__TASK DIRECTIONS__. Output the lines that follow exactly as they are.

########

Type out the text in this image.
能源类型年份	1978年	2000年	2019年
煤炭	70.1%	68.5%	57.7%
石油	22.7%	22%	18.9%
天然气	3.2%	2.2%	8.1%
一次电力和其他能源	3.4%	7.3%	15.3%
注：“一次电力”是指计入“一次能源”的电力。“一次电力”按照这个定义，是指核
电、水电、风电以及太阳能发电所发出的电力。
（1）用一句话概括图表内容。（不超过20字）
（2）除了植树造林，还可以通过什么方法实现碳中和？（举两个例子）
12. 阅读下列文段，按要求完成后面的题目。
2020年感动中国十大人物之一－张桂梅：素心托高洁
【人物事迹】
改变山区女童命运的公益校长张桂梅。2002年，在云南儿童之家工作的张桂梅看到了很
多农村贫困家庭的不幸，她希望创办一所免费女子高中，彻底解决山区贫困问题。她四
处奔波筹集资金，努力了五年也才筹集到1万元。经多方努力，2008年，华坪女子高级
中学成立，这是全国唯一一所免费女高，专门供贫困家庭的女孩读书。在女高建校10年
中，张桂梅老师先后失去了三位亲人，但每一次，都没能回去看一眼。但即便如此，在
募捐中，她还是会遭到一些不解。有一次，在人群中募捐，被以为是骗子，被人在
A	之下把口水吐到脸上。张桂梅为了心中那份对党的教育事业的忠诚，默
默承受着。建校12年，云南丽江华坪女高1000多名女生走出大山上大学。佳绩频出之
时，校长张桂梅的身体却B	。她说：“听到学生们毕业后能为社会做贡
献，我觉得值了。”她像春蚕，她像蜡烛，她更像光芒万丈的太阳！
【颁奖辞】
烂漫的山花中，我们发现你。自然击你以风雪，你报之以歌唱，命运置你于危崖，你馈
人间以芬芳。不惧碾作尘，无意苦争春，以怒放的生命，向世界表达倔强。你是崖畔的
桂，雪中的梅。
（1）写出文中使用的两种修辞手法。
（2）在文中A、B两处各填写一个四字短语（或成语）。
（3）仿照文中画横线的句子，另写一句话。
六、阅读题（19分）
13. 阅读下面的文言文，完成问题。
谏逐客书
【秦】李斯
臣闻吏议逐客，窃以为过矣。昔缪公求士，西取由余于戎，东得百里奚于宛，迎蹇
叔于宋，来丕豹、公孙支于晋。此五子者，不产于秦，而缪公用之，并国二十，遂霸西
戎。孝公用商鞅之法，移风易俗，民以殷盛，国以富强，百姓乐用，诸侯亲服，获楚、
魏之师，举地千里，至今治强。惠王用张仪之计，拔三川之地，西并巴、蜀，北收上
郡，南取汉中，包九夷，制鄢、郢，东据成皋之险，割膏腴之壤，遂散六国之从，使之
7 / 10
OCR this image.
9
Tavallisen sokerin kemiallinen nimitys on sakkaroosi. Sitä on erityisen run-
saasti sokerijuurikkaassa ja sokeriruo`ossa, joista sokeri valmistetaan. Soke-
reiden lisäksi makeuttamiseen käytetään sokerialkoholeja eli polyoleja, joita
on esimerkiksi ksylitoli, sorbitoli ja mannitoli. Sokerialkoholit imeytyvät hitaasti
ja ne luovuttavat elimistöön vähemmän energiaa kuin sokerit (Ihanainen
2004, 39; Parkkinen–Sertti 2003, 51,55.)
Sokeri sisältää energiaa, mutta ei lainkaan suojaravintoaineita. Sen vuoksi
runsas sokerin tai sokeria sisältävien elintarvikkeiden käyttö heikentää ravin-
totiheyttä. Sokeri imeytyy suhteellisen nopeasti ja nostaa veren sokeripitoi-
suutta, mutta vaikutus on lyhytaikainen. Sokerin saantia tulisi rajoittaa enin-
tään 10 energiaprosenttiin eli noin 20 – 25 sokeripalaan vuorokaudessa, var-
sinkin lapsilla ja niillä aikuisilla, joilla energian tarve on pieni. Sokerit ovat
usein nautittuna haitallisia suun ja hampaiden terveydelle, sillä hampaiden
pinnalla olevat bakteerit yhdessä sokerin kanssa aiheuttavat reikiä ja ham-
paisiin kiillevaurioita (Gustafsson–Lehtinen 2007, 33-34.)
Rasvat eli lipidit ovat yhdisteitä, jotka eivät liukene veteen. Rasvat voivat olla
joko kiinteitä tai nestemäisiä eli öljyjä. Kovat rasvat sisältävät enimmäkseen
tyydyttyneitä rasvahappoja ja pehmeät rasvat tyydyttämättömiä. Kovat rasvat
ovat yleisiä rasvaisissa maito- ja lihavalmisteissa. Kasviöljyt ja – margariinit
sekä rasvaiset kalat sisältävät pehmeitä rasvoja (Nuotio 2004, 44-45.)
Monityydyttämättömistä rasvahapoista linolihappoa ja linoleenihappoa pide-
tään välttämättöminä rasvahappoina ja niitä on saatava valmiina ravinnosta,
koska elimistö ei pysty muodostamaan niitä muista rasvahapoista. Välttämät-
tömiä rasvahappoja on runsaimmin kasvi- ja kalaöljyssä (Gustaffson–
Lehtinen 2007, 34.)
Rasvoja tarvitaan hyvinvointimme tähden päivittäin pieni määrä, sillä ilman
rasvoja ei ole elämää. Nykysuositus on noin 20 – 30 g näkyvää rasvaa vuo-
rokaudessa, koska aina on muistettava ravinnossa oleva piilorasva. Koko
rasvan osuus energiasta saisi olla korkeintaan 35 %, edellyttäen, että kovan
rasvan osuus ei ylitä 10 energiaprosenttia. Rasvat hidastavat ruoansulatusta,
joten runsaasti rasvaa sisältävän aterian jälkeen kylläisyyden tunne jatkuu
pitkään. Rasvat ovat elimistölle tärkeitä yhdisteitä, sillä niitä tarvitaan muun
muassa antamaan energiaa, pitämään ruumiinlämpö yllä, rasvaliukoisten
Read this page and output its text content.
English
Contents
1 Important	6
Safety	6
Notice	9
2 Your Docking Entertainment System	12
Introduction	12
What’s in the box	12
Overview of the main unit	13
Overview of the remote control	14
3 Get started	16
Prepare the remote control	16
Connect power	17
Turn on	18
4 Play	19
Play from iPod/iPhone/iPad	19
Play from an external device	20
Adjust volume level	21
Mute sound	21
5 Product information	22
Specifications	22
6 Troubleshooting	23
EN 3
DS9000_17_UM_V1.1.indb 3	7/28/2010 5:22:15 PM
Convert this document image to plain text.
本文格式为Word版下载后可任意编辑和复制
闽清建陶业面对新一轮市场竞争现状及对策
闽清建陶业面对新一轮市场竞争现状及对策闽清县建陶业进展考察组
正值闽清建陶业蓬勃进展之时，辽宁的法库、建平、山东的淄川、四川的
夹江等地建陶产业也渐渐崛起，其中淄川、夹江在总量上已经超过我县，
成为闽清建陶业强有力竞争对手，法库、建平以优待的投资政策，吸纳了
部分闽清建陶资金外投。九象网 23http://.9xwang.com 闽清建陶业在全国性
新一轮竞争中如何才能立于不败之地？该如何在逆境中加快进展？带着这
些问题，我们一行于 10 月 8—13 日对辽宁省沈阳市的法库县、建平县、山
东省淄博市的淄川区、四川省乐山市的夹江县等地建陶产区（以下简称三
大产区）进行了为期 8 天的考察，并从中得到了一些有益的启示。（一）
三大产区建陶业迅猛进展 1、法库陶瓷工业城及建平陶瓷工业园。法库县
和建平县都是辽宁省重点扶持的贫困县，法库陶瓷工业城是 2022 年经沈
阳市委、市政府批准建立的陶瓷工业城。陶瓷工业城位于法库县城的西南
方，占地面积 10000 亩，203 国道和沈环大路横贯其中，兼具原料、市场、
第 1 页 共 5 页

########

__REPLY__.
Type out the text in this image.
能源类型年份	1978年	2000年	2019年
煤炭	70.1%	68.5%	57.7%
石油	22.7%	22%	18.9%
天然气	3.2%	2.2%	8.1%
一次电力和其他能源	3.4%	7.3%	15.3%
注：“一次电力”是指计入“一次能源”的电力。“一次电力”按照这个定义，是指核
电、水电、风电以及太阳能发电所发出的电力。
（1）用一句话概括图表内容。（不超过20字）
（2）除了植树造林，还可以通过什么方法实现碳中和？（举两个例子）
12. 阅读下列文段，按要求完成后面的题目。
2020年感动中国十大人物之一－张桂梅：素心托高洁
【人物事迹】
改变山区女童命运的公益校长张桂梅。2002年，在云南儿童之家工作的张桂梅看到了很
多农村贫困家庭的不幸，她希望创办一所免费女子高中，彻底解决山区贫困问题。她四
处奔波筹集资金，努力了五年也才筹集到1万元。经多方努力，2008年，华坪女子高级
中学成立，这是全国唯一一所免费女高，专门供贫困家庭的女孩读书。在女高建校10年
中，张桂梅老师先后失去了三位亲人，但每一次，都没能回去看一眼。但即便如此，在
募捐中，她还是会遭到一些不解。有一次，在人群中募捐，被以为是骗子，被人在
A	之下把口水吐到脸上。张桂梅为了心中那份对党的教育事业的忠诚，默
默承受着。建校12年，云南丽江华坪女高1000多名女生走出大山上大学。佳绩频出之
时，校长张桂梅的身体却B	。她说：“听到学生们毕业后能为社会做贡
献，我觉得值了。”她像春蚕，她像蜡烛，她更像光芒万丈的太阳！
【颁奖辞】
烂漫的山花中，我们发现你。自然击你以风雪，你报之以歌唱，命运置你于危崖，你馈
人间以芬芳。不惧碾作尘，无意苦争春，以怒放的生命，向世界表达倔强。你是崖畔的
桂，雪中的梅。
（1）写出文中使用的两种修辞手法。
（2）在文中A、B两处各填写一个四字短语（或成语）。
（3）仿照文中画横线的句子，另写一句话。
六、阅读题（19分）
13. 阅读下面的文言文，完成问题。
谏逐客书
【秦】李斯
臣闻吏议逐客，窃以为过矣。昔缪公求士，西取由余于戎，东得百里奚于宛，迎蹇
叔于宋，来丕豹、公孙支于晋。此五子者，不产于秦，而缪公用之，并国二十，遂霸西
戎。孝公用商鞅之法，移风易俗，民以殷盛，国以富强，百姓乐用，诸侯亲服，获楚、
魏之师，举地千里，至今治强。惠王用张仪之计，拔三川之地，西并巴、蜀，北收上
郡，南取汉中，包九夷，制鄢、郢，东据成皋之险，割膏腴之壤，遂散六国之从，使之
7 / 10
OCR this image.
9
Tavallisen sokerin kemiallinen nimitys on sakkaroosi. Sitä on erityisen run-
saasti sokerijuurikkaassa ja sokeriruo`ossa, joista sokeri valmistetaan. Soke-
reiden lisäksi makeuttamiseen käytetään sokerialkoholeja eli polyoleja, joita
on esimerkiksi ksylitoli, sorbitoli ja mannitoli. Sokerialkoholit imeytyvät hitaasti
ja ne luovuttavat elimistöön vähemmän energiaa kuin sokerit (Ihanainen
2004, 39; Parkkinen–Sertti 2003, 51,55.)
Sokeri sisältää energiaa, mutta ei lainkaan suojaravintoaineita. Sen vuoksi
runsas sokerin tai sokeria sisältävien elintarvikkeiden käyttö heikentää ravin-
totiheyttä. Sokeri imeytyy suhteellisen nopeasti ja nostaa veren sokeripitoi-
suutta, mutta vaikutus on lyhytaikainen. Sokerin saantia tulisi rajoittaa enin-
tään 10 energiaprosenttiin eli noin 20 – 25 sokeripalaan vuorokaudessa, var-
sinkin lapsilla ja niillä aikuisilla, joilla energian tarve on pieni. Sokerit ovat
usein nautittuna haitallisia suun ja hampaiden terveydelle, sillä hampaiden
pinnalla olevat bakteerit yhdessä sokerin kanssa aiheuttavat reikiä ja ham-
paisiin kiillevaurioita (Gustafsson–Lehtinen 2007, 33-34.)
Rasvat eli lipidit ovat yhdisteitä, jotka eivät liukene veteen. Rasvat voivat olla
joko kiinteitä tai nestemäisiä eli öljyjä. Kovat rasvat sisältävät enimmäkseen
tyydyttyneitä rasvahappoja ja pehmeät rasvat tyydyttämättömiä. Kovat rasvat
ovat yleisiä rasvaisissa maito- ja lihavalmisteissa. Kasviöljyt ja – margariinit
sekä rasvaiset kalat sisältävät pehmeitä rasvoja (Nuotio 2004, 44-45.)
Monityydyttämättömistä rasvahapoista linolihappoa ja linoleenihappoa pide-
tään välttämättöminä rasvahappoina ja niitä on saatava valmiina ravinnosta,
koska elimistö ei pysty muodostamaan niitä muista rasvahapoista. Välttämät-
tömiä rasvahappoja on runsaimmin kasvi- ja kalaöljyssä (Gustaffson–
Lehtinen 2007, 34.)
Rasvoja tarvitaan hyvinvointimme tähden päivittäin pieni määrä, sillä ilman
rasvoja ei ole elämää. Nykysuositus on noin 20 – 30 g näkyvää rasvaa vuo-
rokaudessa, koska aina on muistettava ravinnossa oleva piilorasva. Koko
rasvan osuus energiasta saisi olla korkeintaan 35 %, edellyttäen, että kovan
rasvan osuus ei ylitä 10 energiaprosenttia. Rasvat hidastavat ruoansulatusta,
joten runsaasti rasvaa sisältävän aterian jälkeen kylläisyyden tunne jatkuu
pitkään. Rasvat ovat elimistölle tärkeitä yhdisteitä, sillä niitä tarvitaan muun
muassa antamaan energiaa, pitämään ruumiinlämpö yllä, rasvaliukoisten
Read this page and output its text content.
English
Contents
1 Important	6
Safety	6
Notice	9
2 Your Docking Entertainment System	12
Introduction	12
What’s in the box	12
Overview of the main unit	13
Overview of the remote control	14
3 Get started	16
Prepare the remote control	16
Connect power	17
Turn on	18
4 Play	19
Play from iPod/iPhone/iPad	19
Play from an external device	20
Adjust volume level	21
Mute sound	21
5 Product information	22
Specifications	22
6 Troubleshooting	23
EN 3
DS9000_17_UM_V1.1.indb 3	7/28/2010 5:22:15 PM
Convert this document image to plain text.
本文格式为Word版下载后可任意编辑和复制
闽清建陶业面对新一轮市场竞争现状及对策
闽清建陶业面对新一轮市场竞争现状及对策闽清县建陶业进展考察组
正值闽清建陶业蓬勃进展之时，辽宁的法库、建平、山东的淄川、四川的
夹江等地建陶产业也渐渐崛起，其中淄川、夹江在总量上已经超过我县，
成为闽清建陶业强有力竞争对手，法库、建平以优待的投资政策，吸纳了
部分闽清建陶资金外投。九象网 23http://.9xwang.com 闽清建陶业在全国性
新一轮竞争中如何才能立于不败之地？该如何在逆境中加快进展？带着这
些问题，我们一行于 10 月 8—13 日对辽宁省沈阳市的法库县、建平县、山
东省淄博市的淄川区、四川省乐山市的夹江县等地建陶产区（以下简称三
大产区）进行了为期 8 天的考察，并从中得到了一些有益的启示。（一）
三大产区建陶业迅猛进展 1、法库陶瓷工业城及建平陶瓷工业园。法库县
和建平县都是辽宁省重点扶持的贫困县，法库陶瓷工业城是 2022 年经沈
阳市委、市政府批准建立的陶瓷工业城。陶瓷工业城位于法库县城的西南
方，占地面积 10000 亩，203 国道和沈环大路横贯其中，兼具原料、市场、
第 1 页 共 5 页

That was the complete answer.